■ TEXTO EXTRAÍDO ■

         Fumávamos e conversávamos, e não nos apercebíamos do que se estava a passar à nossa volta. Embora já tivéssemos notado que alguns dos homens, não comiam nem bebiam e que através das palhas que pendiam dos alpendres das tabancas nos olhavam disfarçadamente de soslaio. De repente deixámos de os ver.

         Eu ia conversando com o Luca e ambos estávamos de pé. Eu mantinha‑me encostado ao tronco de uma árvore onde tinha pendurado o meu dolmen, mas sempre desconfiado, com um olho no burro e outro no cigano.

         Nisto o Açoreano chamou‑me. Mal cheguei junto dele, rebentou um violento ataque e em fracções de segundos estávamos todos no chão, a rastejar na direcção das armas, excepto o Luca, que se rebolava gritando que estava todo estilhaçado.

         O ataque continuava e mesmo debaixo do tiroteio alguns de nós corremos para socorrer e proteger o Luca, que se encontrava com as costas cheias de estilhaços, devido ao rebentamento de uma granada de morteiro do inimigo.

■ TAREFA A CUMPRIR 1 ■
No primeiro parágrafo do relato da emboscada, encontre todos os verbos conjugados no pretérito imperfeito do indicativo e escreva-os na ordem em que aparecem.
■ TAREFA A CUMPRIR 2 ■
Prossiga o relato da emboscada, começando logo depois da última frase.
As entradas que vêm a seguir são um material à parte e não têm relação com o relato.

■ DADOS FORNECIDOS ■
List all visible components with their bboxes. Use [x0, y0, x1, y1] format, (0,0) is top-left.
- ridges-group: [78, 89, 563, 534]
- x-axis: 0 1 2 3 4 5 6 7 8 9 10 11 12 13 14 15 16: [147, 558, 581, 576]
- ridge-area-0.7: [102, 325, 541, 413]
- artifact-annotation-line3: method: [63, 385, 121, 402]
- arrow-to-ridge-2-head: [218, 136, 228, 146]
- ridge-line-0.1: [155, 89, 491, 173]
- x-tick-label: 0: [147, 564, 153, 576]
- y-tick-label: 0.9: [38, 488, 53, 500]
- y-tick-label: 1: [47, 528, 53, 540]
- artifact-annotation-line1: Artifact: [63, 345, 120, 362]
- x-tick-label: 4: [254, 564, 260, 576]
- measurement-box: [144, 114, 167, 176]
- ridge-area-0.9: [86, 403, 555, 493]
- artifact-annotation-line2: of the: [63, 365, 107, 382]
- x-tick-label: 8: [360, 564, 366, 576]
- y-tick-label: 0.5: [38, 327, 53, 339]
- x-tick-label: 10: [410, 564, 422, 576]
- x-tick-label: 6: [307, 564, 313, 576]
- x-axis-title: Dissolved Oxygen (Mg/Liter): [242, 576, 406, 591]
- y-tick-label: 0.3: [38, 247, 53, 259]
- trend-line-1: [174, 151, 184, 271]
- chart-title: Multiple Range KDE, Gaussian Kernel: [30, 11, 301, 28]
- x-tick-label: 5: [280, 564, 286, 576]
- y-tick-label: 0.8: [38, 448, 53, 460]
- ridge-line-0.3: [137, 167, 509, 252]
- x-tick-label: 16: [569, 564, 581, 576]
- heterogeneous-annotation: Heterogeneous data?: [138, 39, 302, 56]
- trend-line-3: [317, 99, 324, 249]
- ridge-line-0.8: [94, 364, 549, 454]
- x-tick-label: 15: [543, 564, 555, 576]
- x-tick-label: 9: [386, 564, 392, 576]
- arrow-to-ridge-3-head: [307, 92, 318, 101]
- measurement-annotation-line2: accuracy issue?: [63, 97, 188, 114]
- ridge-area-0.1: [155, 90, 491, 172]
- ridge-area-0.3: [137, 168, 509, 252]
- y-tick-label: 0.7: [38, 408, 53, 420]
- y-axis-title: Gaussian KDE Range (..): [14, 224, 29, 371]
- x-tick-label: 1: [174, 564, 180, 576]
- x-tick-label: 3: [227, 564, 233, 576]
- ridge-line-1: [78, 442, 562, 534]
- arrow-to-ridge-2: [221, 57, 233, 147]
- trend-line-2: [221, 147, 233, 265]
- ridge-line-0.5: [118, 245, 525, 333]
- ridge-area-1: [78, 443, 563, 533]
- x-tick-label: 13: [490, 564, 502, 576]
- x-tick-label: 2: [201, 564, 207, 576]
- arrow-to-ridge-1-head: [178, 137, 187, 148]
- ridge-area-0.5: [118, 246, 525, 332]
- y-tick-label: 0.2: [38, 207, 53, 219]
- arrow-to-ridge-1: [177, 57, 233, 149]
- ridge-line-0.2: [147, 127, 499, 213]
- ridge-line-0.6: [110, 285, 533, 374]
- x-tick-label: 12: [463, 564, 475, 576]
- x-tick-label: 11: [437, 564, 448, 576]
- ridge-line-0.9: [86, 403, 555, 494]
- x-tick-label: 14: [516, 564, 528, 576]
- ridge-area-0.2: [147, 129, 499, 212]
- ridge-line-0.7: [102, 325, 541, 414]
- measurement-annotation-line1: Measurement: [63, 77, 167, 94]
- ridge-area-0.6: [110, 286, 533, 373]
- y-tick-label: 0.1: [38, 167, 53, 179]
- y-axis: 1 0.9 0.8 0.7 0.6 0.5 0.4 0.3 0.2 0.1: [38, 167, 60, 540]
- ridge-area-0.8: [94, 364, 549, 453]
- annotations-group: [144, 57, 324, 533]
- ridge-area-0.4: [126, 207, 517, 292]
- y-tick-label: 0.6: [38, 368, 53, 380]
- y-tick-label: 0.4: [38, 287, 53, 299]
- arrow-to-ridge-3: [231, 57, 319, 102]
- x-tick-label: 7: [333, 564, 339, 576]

■ ESPAÇO DA RESPOSTA 1 ■
Fumávamos, conversávamos, apercebíamos, estava, comiam, bebiam, pendiam, olhavam

■ ESPAÇO DA RESPOSTA 2 ■
         O Fidalgo prontamente lhe começou a fazer os curativos, o melhor que pode e sabia, mas como felizmente nenhum dos estilhaços lhe atingiu algum ponto vital, ele acabou por se levantar,  corajosamente pegou na arma e, tal como nós, defendeu-se que nem um herói, porque a coragem não é mais que ter medo e conseguir vencê-lo.

         Até que se gerou a confusão total do costume, com rebentamentos por todo o lado, quando, de repente, vimos alarmados o capim a arder, tocado a vento com as chamas a virem ferozmente na nossa direcção e rodeando já os cunhetes de munições.

         Estávamos completamente encurralados, entre as balas do inimigo e o fogo do capim que progredia cada vez mais. Se algum dos caixotes de munições rebentasse ficávamos feitos em fanicos.

         Já em completa desorientação por vermos que era quase impossível tirar os cunhetes do meio das chamas, vimos o alferes Souto França a correr por entre o fogo e a esquivar-se das balas, na direcção dos caixotes, começando a mandá-los para dentro do rio com uma força sobrenatural. Salvando-nos assim de um pesadelo que certamente nos iria marcar desastrosamente, pois ninguém se salvaria.

         Este foi sem dúvida um grande acto de coragem e heroísmo do alferes Souto, que arriscou a vida em prol dos seus soldados, resultando desse acto, infelizmente para ele, graves e dolorosas queimaduras  nas pernas, nas mãos e nos cabelos.

         Mas nem mesmo os ferimentos o fizeram desvanecer e sem perder tempo, ele e o alferes Oliva Samaritano, organizaram o pessoal e de imediato fomos em perseguição dos sacanas, seguindo-lhes o rasto até há fronteira, onde eles já do lado de lá e com as costas quentes nos tentaram alvejar com mais alguns disparos.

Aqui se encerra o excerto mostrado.